▶ **Direction**: Will you write out the data exactly, excluding every picture?

==============================

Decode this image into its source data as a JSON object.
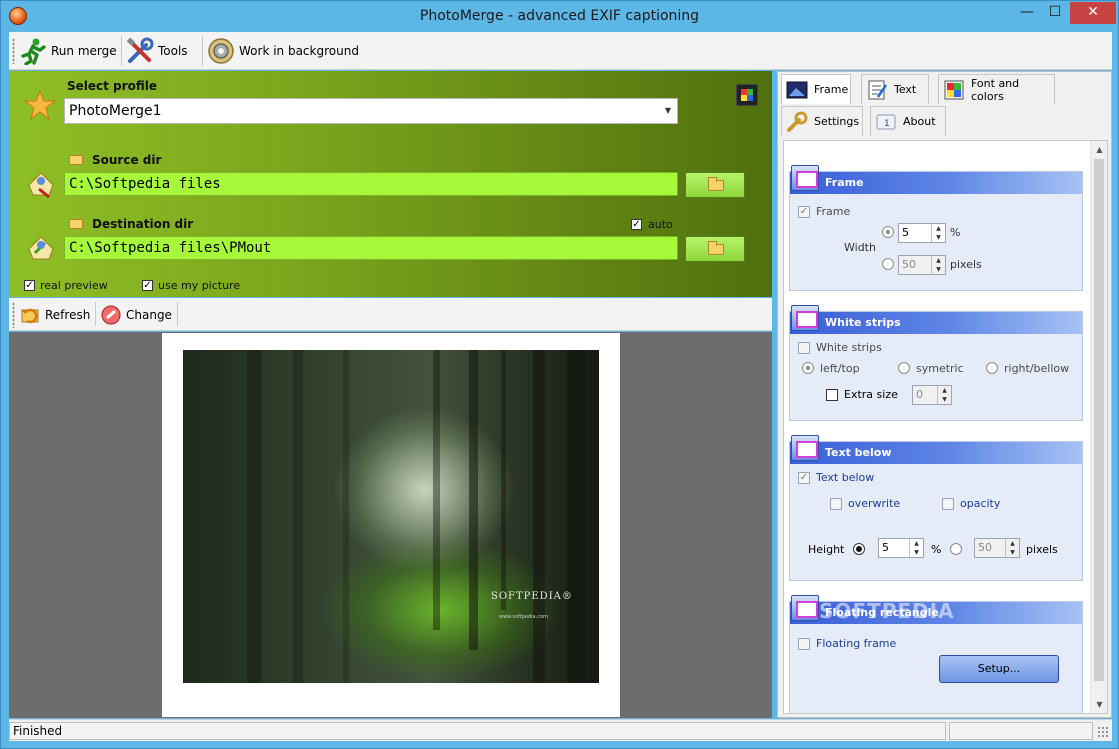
{
  "window": {
    "title": "PhotoMerge - advanced EXIF captioning",
    "minimize_glyph": "—",
    "maximize_glyph": "☐",
    "close_glyph": "✕"
  },
  "toolbar": {
    "run_merge": "Run merge",
    "tools": "Tools",
    "work_in_background": "Work in background"
  },
  "profile": {
    "label": "Select profile",
    "value": "PhotoMerge1"
  },
  "source": {
    "label": "Source dir",
    "value": "C:\\Softpedia files"
  },
  "destination": {
    "label": "Destination dir",
    "value": "C:\\Softpedia files\\PMout",
    "auto_label": "auto",
    "auto_checked": true
  },
  "options": {
    "real_preview": "real preview",
    "use_my_picture": "use my picture"
  },
  "toolbar2": {
    "refresh": "Refresh",
    "change": "Change"
  },
  "preview": {
    "brand": "SOFTPEDIA®",
    "brand_url": "www.softpedia.com"
  },
  "tabs": [
    {
      "label": "Frame",
      "icon": "frame-icon"
    },
    {
      "label": "Text",
      "icon": "text-icon"
    },
    {
      "label": "Font and colors",
      "icon": "palette-icon"
    },
    {
      "label": "Settings",
      "icon": "wrench-icon"
    },
    {
      "label": "About",
      "icon": "info-icon"
    }
  ],
  "frame_group": {
    "title": "Frame",
    "frame_check": "Frame",
    "width_label": "Width",
    "percent_value": "5",
    "percent_unit": "%",
    "pixels_value": "50",
    "pixels_unit": "pixels"
  },
  "strips_group": {
    "title": "White strips",
    "strips_check": "White strips",
    "left_top": "left/top",
    "symetric": "symetric",
    "right_bellow": "right/bellow",
    "extra_size": "Extra size",
    "extra_value": "0"
  },
  "textbelow_group": {
    "title": "Text below",
    "text_below_check": "Text below",
    "overwrite": "overwrite",
    "opacity": "opacity",
    "height_label": "Height",
    "percent_value": "5",
    "percent_unit": "%",
    "pixels_value": "50",
    "pixels_unit": "pixels"
  },
  "floating_group": {
    "title": "Floating rectangle",
    "floating_check": "Floating frame",
    "setup": "Setup..."
  },
  "status": {
    "text": "Finished"
  },
  "watermark": "SOFTPEDIA"
}
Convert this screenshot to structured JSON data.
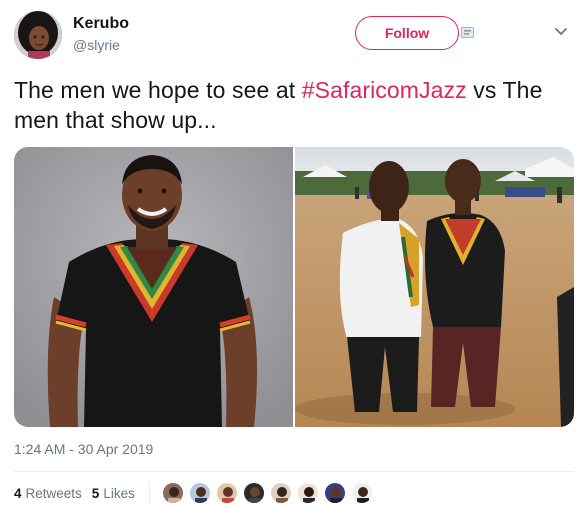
{
  "user": {
    "display_name": "Kerubo",
    "handle": "@slyrie"
  },
  "actions": {
    "follow_label": "Follow"
  },
  "tweet": {
    "text_before": "The men we hope to see at ",
    "hashtag": "#SafaricomJazz",
    "text_after": " vs The men that show up..."
  },
  "timestamp": "1:24 AM - 30 Apr 2019",
  "stats": {
    "retweets_count": "4",
    "retweets_label": "Retweets",
    "likes_count": "5",
    "likes_label": "Likes"
  },
  "colors": {
    "accent": "#e0245e",
    "secondary_text": "#657786",
    "primary_text": "#14171a",
    "divider": "#e6ecf0"
  },
  "icons": [
    "chevron-down-icon",
    "badge-icon"
  ]
}
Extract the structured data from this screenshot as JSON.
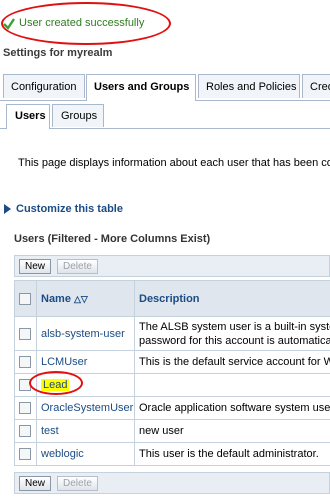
{
  "message": {
    "text": "User created successfully",
    "icon": "check-icon"
  },
  "settings_title": "Settings for myrealm",
  "tabs": [
    "Configuration",
    "Users and Groups",
    "Roles and Policies",
    "Cred"
  ],
  "subtabs": [
    "Users",
    "Groups"
  ],
  "description": "This page displays information about each user that has been co",
  "customize_label": "Customize this table",
  "table_title": "Users (Filtered - More Columns Exist)",
  "buttons": {
    "new": "New",
    "delete": "Delete"
  },
  "columns": {
    "name": "Name",
    "description": "Description"
  },
  "rows": [
    {
      "name": "alsb-system-user",
      "desc1": "The ALSB system user is a built-in syste",
      "desc2": "password for this account is automatica"
    },
    {
      "name": "LCMUser",
      "desc1": "This is the default service account for W",
      "desc2": ""
    },
    {
      "name": "Lead",
      "desc1": "",
      "desc2": ""
    },
    {
      "name": "OracleSystemUser",
      "desc1": "Oracle application software system use",
      "desc2": ""
    },
    {
      "name": "test",
      "desc1": "new user",
      "desc2": ""
    },
    {
      "name": "weblogic",
      "desc1": "This user is the default administrator.",
      "desc2": ""
    }
  ],
  "colors": {
    "accent": "#1b4c83",
    "success": "#2e7d1f",
    "annotation": "#e01010",
    "highlight": "#ffff00"
  }
}
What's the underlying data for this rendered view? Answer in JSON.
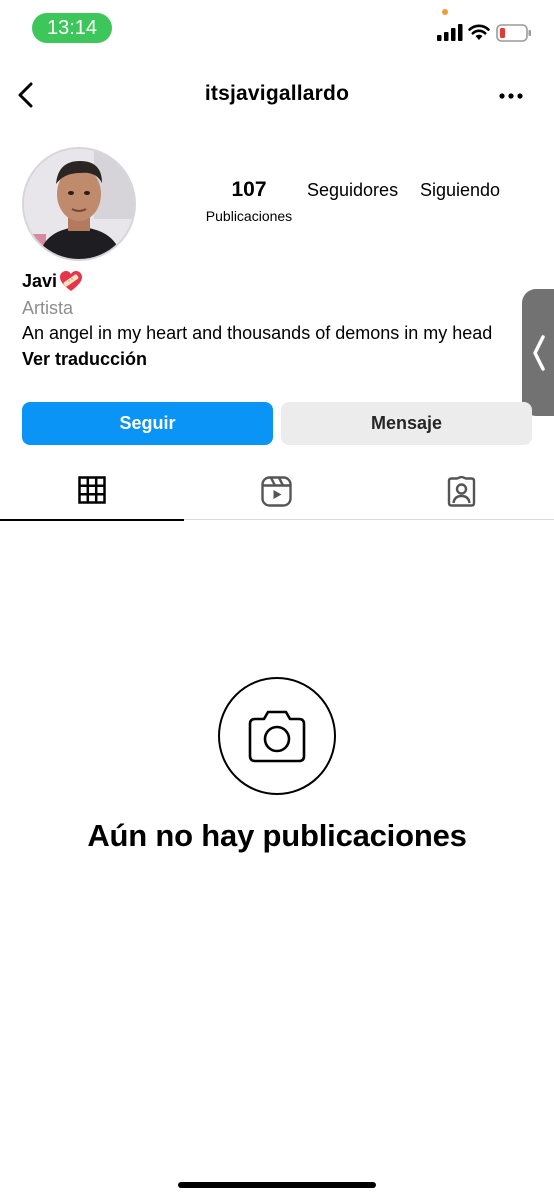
{
  "status_bar": {
    "time": "13:14",
    "colors": {
      "time_pill": "#3dc75a",
      "battery_low": "#e53935"
    }
  },
  "header": {
    "username": "itsjavigallardo",
    "back_icon": "chevron-left-icon",
    "more_icon": "more-horizontal-icon"
  },
  "profile": {
    "posts_count": "107",
    "posts_label": "Publicaciones",
    "followers_label": "Seguidores",
    "following_label": "Siguiendo",
    "display_name": "Javi",
    "display_name_emoji": "heart-with-bandage-icon",
    "category": "Artista",
    "bio": "An angel in my heart and thousands of demons in my head",
    "translate_link": "Ver traducción"
  },
  "actions": {
    "follow_label": "Seguir",
    "message_label": "Mensaje",
    "colors": {
      "follow_bg": "#0a95f6",
      "message_bg": "#ececec"
    }
  },
  "tabs": [
    {
      "icon": "grid-icon",
      "active": true
    },
    {
      "icon": "reels-icon",
      "active": false
    },
    {
      "icon": "tagged-icon",
      "active": false
    }
  ],
  "empty_state": {
    "icon": "camera-icon",
    "title": "Aún no hay publicaciones"
  }
}
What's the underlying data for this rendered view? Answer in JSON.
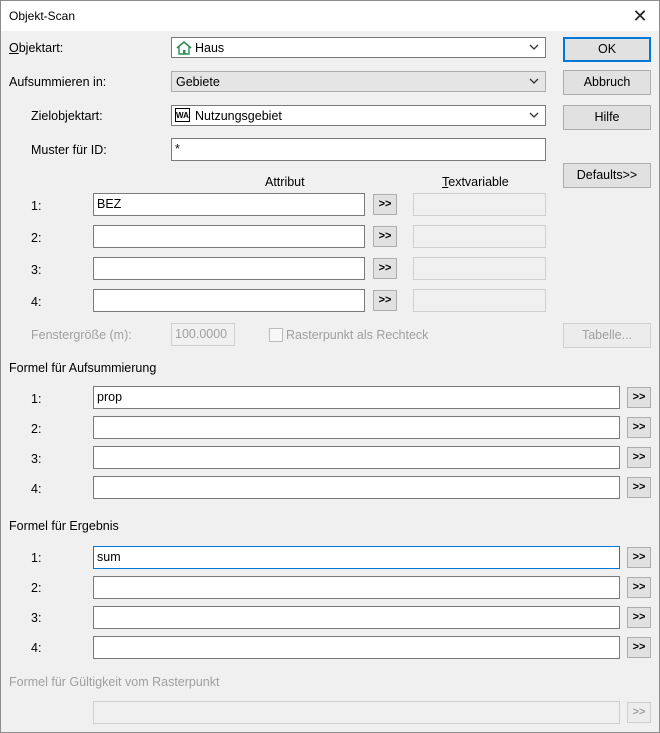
{
  "window": {
    "title": "Objekt-Scan"
  },
  "objektart": {
    "label": "Objektart:",
    "value": "Haus"
  },
  "aufsummieren": {
    "label": "Aufsummieren in:",
    "value": "Gebiete"
  },
  "zielobjektart": {
    "label": "Zielobjektart:",
    "value": "Nutzungsgebiet",
    "icon_text": "WA"
  },
  "muster": {
    "label": "Muster für ID:",
    "value": "*"
  },
  "attribut": {
    "header": "Attribut",
    "textvariable_header": "Textvariable",
    "rows": [
      {
        "label": "1:",
        "value": "BEZ"
      },
      {
        "label": "2:",
        "value": ""
      },
      {
        "label": "3:",
        "value": ""
      },
      {
        "label": "4:",
        "value": ""
      }
    ]
  },
  "fenstergroesse": {
    "label": "Fenstergröße (m):",
    "value": "100.0000"
  },
  "rasterpunkt": {
    "label": "Rasterpunkt als Rechteck"
  },
  "formel_aufsummierung": {
    "header": "Formel für Aufsummierung",
    "rows": [
      {
        "label": "1:",
        "value": "prop"
      },
      {
        "label": "2:",
        "value": ""
      },
      {
        "label": "3:",
        "value": ""
      },
      {
        "label": "4:",
        "value": ""
      }
    ]
  },
  "formel_ergebnis": {
    "header": "Formel für Ergebnis",
    "rows": [
      {
        "label": "1:",
        "value": "sum"
      },
      {
        "label": "2:",
        "value": ""
      },
      {
        "label": "3:",
        "value": ""
      },
      {
        "label": "4:",
        "value": ""
      }
    ]
  },
  "formel_gueltigkeit": {
    "header": "Formel für Gültigkeit vom Rasterpunkt",
    "value": ""
  },
  "buttons": {
    "ok": "OK",
    "abbruch": "Abbruch",
    "hilfe": "Hilfe",
    "defaults": "Defaults>>",
    "tabelle": "Tabelle...",
    "more": ">>"
  },
  "icons": {
    "close": "close-icon",
    "house": "house-icon",
    "chevron": "chevron-down-icon"
  },
  "colors": {
    "accent": "#0078d7",
    "dialog_bg": "#f0f0f0",
    "house_green": "#2e8b57"
  }
}
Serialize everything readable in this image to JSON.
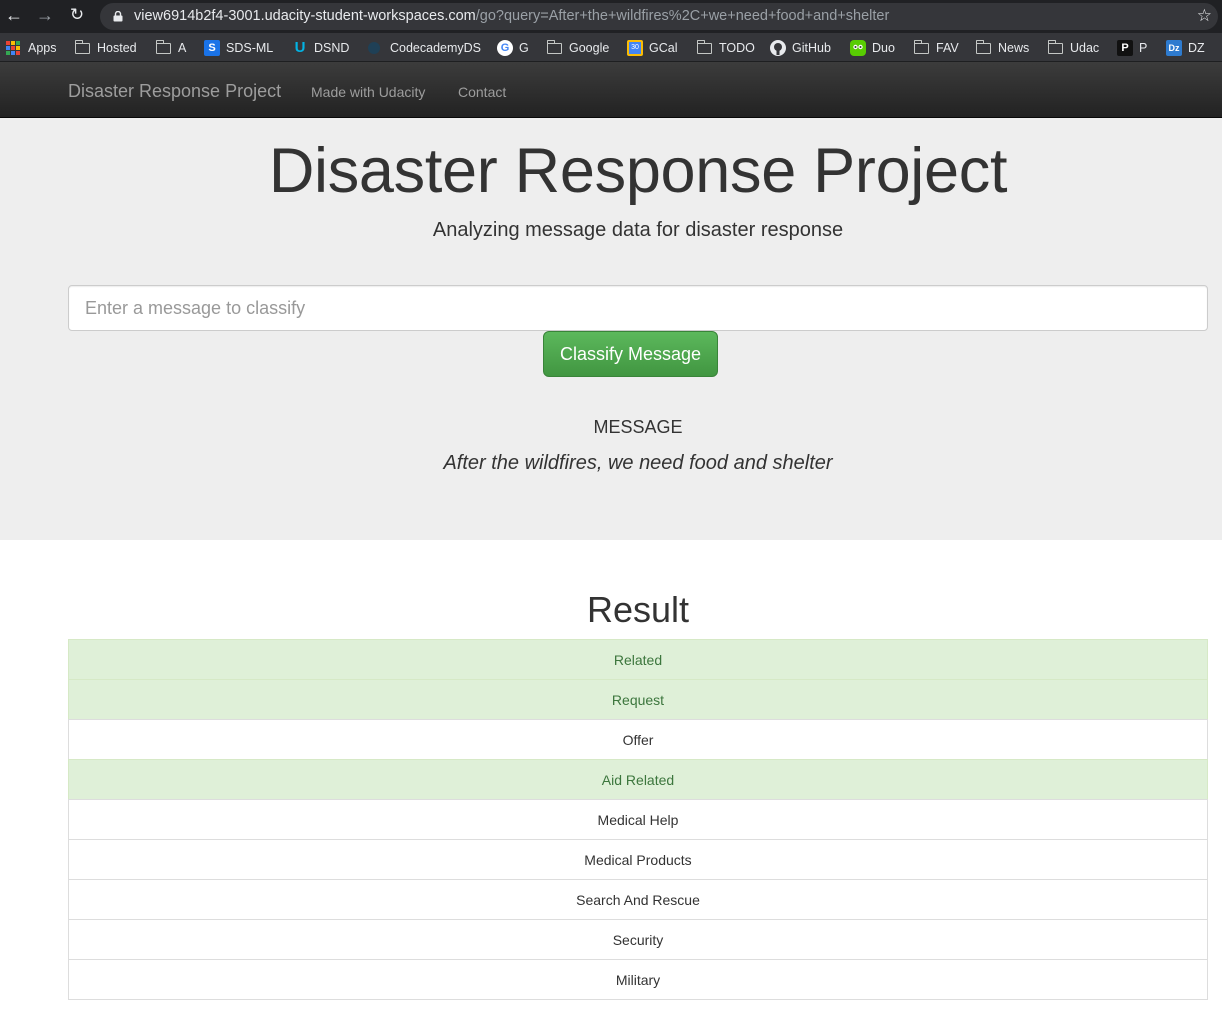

==============================

▶ **Task solution**:
Decode this image into its source data as a JSON object.
{
  "window": {
    "title": "PhotoMerge - advanced EXIF captioning",
    "minimize_glyph": "—",
    "maximize_glyph": "☐",
    "close_glyph": "✕"
  },
  "toolbar": {
    "run_merge": "Run merge",
    "tools": "Tools",
    "work_in_background": "Work in background"
  },
  "profile": {
    "label": "Select profile",
    "value": "PhotoMerge1"
  },
  "source": {
    "label": "Source dir",
    "value": "C:\\Softpedia files"
  },
  "destination": {
    "label": "Destination dir",
    "value": "C:\\Softpedia files\\PMout",
    "auto_label": "auto",
    "auto_checked": true
  },
  "options": {
    "real_preview": "real preview",
    "use_my_picture": "use my picture"
  },
  "toolbar2": {
    "refresh": "Refresh",
    "change": "Change"
  },
  "preview": {
    "brand": "SOFTPEDIA®",
    "brand_url": "www.softpedia.com"
  },
  "tabs": [
    {
      "label": "Frame",
      "icon": "frame-icon"
    },
    {
      "label": "Text",
      "icon": "text-icon"
    },
    {
      "label": "Font and colors",
      "icon": "palette-icon"
    },
    {
      "label": "Settings",
      "icon": "wrench-icon"
    },
    {
      "label": "About",
      "icon": "info-icon"
    }
  ],
  "frame_group": {
    "title": "Frame",
    "frame_check": "Frame",
    "width_label": "Width",
    "percent_value": "5",
    "percent_unit": "%",
    "pixels_value": "50",
    "pixels_unit": "pixels"
  },
  "strips_group": {
    "title": "White strips",
    "strips_check": "White strips",
    "left_top": "left/top",
    "symetric": "symetric",
    "right_bellow": "right/bellow",
    "extra_size": "Extra size",
    "extra_value": "0"
  },
  "textbelow_group": {
    "title": "Text below",
    "text_below_check": "Text below",
    "overwrite": "overwrite",
    "opacity": "opacity",
    "height_label": "Height",
    "percent_value": "5",
    "percent_unit": "%",
    "pixels_value": "50",
    "pixels_unit": "pixels"
  },
  "floating_group": {
    "title": "Floating rectangle",
    "floating_check": "Floating frame",
    "setup": "Setup..."
  },
  "status": {
    "text": "Finished"
  },
  "watermark": "SOFTPEDIA"
}
Convert this screenshot to structured JSON data.
{
  "user": {
    "display_name": "Kerubo",
    "handle": "@slyrie"
  },
  "actions": {
    "follow_label": "Follow"
  },
  "tweet": {
    "text_before": "The men we hope to see at ",
    "hashtag": "#SafaricomJazz",
    "text_after": " vs The men that show up..."
  },
  "timestamp": "1:24 AM - 30 Apr 2019",
  "stats": {
    "retweets_count": "4",
    "retweets_label": "Retweets",
    "likes_count": "5",
    "likes_label": "Likes"
  },
  "colors": {
    "accent": "#e0245e",
    "secondary_text": "#657786",
    "primary_text": "#14171a",
    "divider": "#e6ecf0"
  },
  "icons": [
    "chevron-down-icon",
    "badge-icon"
  ]
}
Extract the structured data from this screenshot as JSON.
{
  "message": {
    "text": "User created successfully",
    "icon": "check-icon"
  },
  "settings_title": "Settings for myrealm",
  "tabs": [
    "Configuration",
    "Users and Groups",
    "Roles and Policies",
    "Cred"
  ],
  "subtabs": [
    "Users",
    "Groups"
  ],
  "description": "This page displays information about each user that has been co",
  "customize_label": "Customize this table",
  "table_title": "Users (Filtered - More Columns Exist)",
  "buttons": {
    "new": "New",
    "delete": "Delete"
  },
  "columns": {
    "name": "Name",
    "description": "Description"
  },
  "rows": [
    {
      "name": "alsb-system-user",
      "desc1": "The ALSB system user is a built-in syste",
      "desc2": "password for this account is automatica"
    },
    {
      "name": "LCMUser",
      "desc1": "This is the default service account for W",
      "desc2": ""
    },
    {
      "name": "Lead",
      "desc1": "",
      "desc2": ""
    },
    {
      "name": "OracleSystemUser",
      "desc1": "Oracle application software system use",
      "desc2": ""
    },
    {
      "name": "test",
      "desc1": "new user",
      "desc2": ""
    },
    {
      "name": "weblogic",
      "desc1": "This user is the default administrator.",
      "desc2": ""
    }
  ],
  "colors": {
    "accent": "#1b4c83",
    "success": "#2e7d1f",
    "annotation": "#e01010",
    "highlight": "#ffff00"
  }
}
What's the underlying data for this rendered view? Answer in JSON.
{
  "status_bar": {
    "time": "13:14",
    "colors": {
      "time_pill": "#3dc75a",
      "battery_low": "#e53935"
    }
  },
  "header": {
    "username": "itsjavigallardo",
    "back_icon": "chevron-left-icon",
    "more_icon": "more-horizontal-icon"
  },
  "profile": {
    "posts_count": "107",
    "posts_label": "Publicaciones",
    "followers_label": "Seguidores",
    "following_label": "Siguiendo",
    "display_name": "Javi",
    "display_name_emoji": "heart-with-bandage-icon",
    "category": "Artista",
    "bio": "An angel in my heart and thousands of demons in my head",
    "translate_link": "Ver traducción"
  },
  "actions": {
    "follow_label": "Seguir",
    "message_label": "Mensaje",
    "colors": {
      "follow_bg": "#0a95f6",
      "message_bg": "#ececec"
    }
  },
  "tabs": [
    {
      "icon": "grid-icon",
      "active": true
    },
    {
      "icon": "reels-icon",
      "active": false
    },
    {
      "icon": "tagged-icon",
      "active": false
    }
  ],
  "empty_state": {
    "icon": "camera-icon",
    "title": "Aún no hay publicaciones"
  }
}
What's the underlying data for this rendered view? Answer in JSON.
{
  "window": {
    "title": "Objekt-Scan"
  },
  "objektart": {
    "label": "Objektart:",
    "value": "Haus"
  },
  "aufsummieren": {
    "label": "Aufsummieren in:",
    "value": "Gebiete"
  },
  "zielobjektart": {
    "label": "Zielobjektart:",
    "value": "Nutzungsgebiet",
    "icon_text": "WA"
  },
  "muster": {
    "label": "Muster für ID:",
    "value": "*"
  },
  "attribut": {
    "header": "Attribut",
    "textvariable_header": "Textvariable",
    "rows": [
      {
        "label": "1:",
        "value": "BEZ"
      },
      {
        "label": "2:",
        "value": ""
      },
      {
        "label": "3:",
        "value": ""
      },
      {
        "label": "4:",
        "value": ""
      }
    ]
  },
  "fenstergroesse": {
    "label": "Fenstergröße (m):",
    "value": "100.0000"
  },
  "rasterpunkt": {
    "label": "Rasterpunkt als Rechteck"
  },
  "formel_aufsummierung": {
    "header": "Formel für Aufsummierung",
    "rows": [
      {
        "label": "1:",
        "value": "prop"
      },
      {
        "label": "2:",
        "value": ""
      },
      {
        "label": "3:",
        "value": ""
      },
      {
        "label": "4:",
        "value": ""
      }
    ]
  },
  "formel_ergebnis": {
    "header": "Formel für Ergebnis",
    "rows": [
      {
        "label": "1:",
        "value": "sum"
      },
      {
        "label": "2:",
        "value": ""
      },
      {
        "label": "3:",
        "value": ""
      },
      {
        "label": "4:",
        "value": ""
      }
    ]
  },
  "formel_gueltigkeit": {
    "header": "Formel für Gültigkeit vom Rasterpunkt",
    "value": ""
  },
  "buttons": {
    "ok": "OK",
    "abbruch": "Abbruch",
    "hilfe": "Hilfe",
    "defaults": "Defaults>>",
    "tabelle": "Tabelle...",
    "more": ">>"
  },
  "icons": {
    "close": "close-icon",
    "house": "house-icon",
    "chevron": "chevron-down-icon"
  },
  "colors": {
    "accent": "#0078d7",
    "dialog_bg": "#f0f0f0",
    "house_green": "#2e8b57"
  }
}
Serialize everything readable in this image to JSON.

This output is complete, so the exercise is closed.